● **Task requirements**
Output the lines that follow exactly as they are.

(Excerpt from a dataset)
● ● ● ●
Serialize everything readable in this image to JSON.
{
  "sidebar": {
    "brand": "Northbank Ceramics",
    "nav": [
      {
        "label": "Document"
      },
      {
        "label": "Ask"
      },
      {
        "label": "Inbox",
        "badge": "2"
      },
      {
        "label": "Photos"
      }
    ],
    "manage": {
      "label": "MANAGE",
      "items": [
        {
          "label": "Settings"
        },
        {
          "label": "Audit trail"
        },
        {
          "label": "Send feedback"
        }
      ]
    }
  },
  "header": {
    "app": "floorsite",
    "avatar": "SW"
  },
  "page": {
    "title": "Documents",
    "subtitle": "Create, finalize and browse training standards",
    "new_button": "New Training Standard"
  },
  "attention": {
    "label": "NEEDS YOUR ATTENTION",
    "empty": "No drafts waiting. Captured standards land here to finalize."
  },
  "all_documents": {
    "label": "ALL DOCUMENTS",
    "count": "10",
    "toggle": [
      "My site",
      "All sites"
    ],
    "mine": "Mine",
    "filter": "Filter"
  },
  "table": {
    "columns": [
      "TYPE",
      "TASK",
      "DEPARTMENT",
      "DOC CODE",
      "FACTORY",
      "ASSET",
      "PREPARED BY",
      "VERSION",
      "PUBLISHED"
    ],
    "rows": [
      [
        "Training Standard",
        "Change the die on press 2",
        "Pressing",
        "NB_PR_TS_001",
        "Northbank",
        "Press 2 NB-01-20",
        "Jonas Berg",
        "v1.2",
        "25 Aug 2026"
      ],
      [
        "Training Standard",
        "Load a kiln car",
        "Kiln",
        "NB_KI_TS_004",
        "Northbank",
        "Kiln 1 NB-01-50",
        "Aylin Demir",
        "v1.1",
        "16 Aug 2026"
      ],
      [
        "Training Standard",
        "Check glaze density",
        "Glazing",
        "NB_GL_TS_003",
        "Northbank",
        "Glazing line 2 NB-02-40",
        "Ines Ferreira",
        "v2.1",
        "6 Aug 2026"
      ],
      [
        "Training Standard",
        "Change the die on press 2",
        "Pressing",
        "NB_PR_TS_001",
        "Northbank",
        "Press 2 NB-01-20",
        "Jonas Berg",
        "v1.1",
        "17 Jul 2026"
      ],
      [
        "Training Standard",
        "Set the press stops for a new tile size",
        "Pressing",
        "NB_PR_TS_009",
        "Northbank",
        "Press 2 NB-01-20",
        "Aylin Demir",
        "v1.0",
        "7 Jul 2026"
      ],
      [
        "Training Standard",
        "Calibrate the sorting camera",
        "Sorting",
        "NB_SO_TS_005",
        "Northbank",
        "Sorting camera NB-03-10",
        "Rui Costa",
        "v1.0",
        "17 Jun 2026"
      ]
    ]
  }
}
● ● ● ●
● **Task answer**
Serialize everything readable in this image to JSON.
{
  "sidebar": {
    "brand": "Northbank Ceramics",
    "nav": [
      {
        "label": "Document"
      },
      {
        "label": "Ask"
      },
      {
        "label": "Inbox",
        "badge": "2"
      },
      {
        "label": "Photos"
      }
    ],
    "manage": {
      "label": "MANAGE",
      "items": [
        {
          "label": "Settings"
        },
        {
          "label": "Audit trail"
        },
        {
          "label": "Send feedback"
        }
      ]
    }
  },
  "header": {
    "app": "floorsite",
    "avatar": "SW"
  },
  "page": {
    "title": "Documents",
    "subtitle": "Create, finalize and browse training standards",
    "new_button": "New Training Standard"
  },
  "attention": {
    "label": "NEEDS YOUR ATTENTION",
    "empty": "No drafts waiting. Captured standards land here to finalize."
  },
  "all_documents": {
    "label": "ALL DOCUMENTS",
    "count": "10",
    "toggle": [
      "My site",
      "All sites"
    ],
    "mine": "Mine",
    "filter": "Filter"
  },
  "table": {
    "columns": [
      "TYPE",
      "TASK",
      "DEPARTMENT",
      "DOC CODE",
      "FACTORY",
      "ASSET",
      "PREPARED BY",
      "VERSION",
      "PUBLISHED"
    ],
    "rows": [
      [
        "Training Standard",
        "Change the die on press 2",
        "Pressing",
        "NB_PR_TS_001",
        "Northbank",
        "Press 2 NB-01-20",
        "Jonas Berg",
        "v1.2",
        "25 Aug 2026"
      ],
      [
        "Training Standard",
        "Load a kiln car",
        "Kiln",
        "NB_KI_TS_004",
        "Northbank",
        "Kiln 1 NB-01-50",
        "Aylin Demir",
        "v1.1",
        "16 Aug 2026"
      ],
      [
        "Training Standard",
        "Check glaze density",
        "Glazing",
        "NB_GL_TS_003",
        "Northbank",
        "Glazing line 2 NB-02-40",
        "Ines Ferreira",
        "v2.1",
        "6 Aug 2026"
      ],
      [
        "Training Standard",
        "Change the die on press 2",
        "Pressing",
        "NB_PR_TS_001",
        "Northbank",
        "Press 2 NB-01-20",
        "Jonas Berg",
        "v1.1",
        "17 Jul 2026"
      ],
      [
        "Training Standard",
        "Set the press stops for a new tile size",
        "Pressing",
        "NB_PR_TS_009",
        "Northbank",
        "Press 2 NB-01-20",
        "Aylin Demir",
        "v1.0",
        "7 Jul 2026"
      ],
      [
        "Training Standard",
        "Calibrate the sorting camera",
        "Sorting",
        "NB_SO_TS_005",
        "Northbank",
        "Sorting camera NB-03-10",
        "Rui Costa",
        "v1.0",
        "17 Jun 2026"
      ]
    ]
  }
}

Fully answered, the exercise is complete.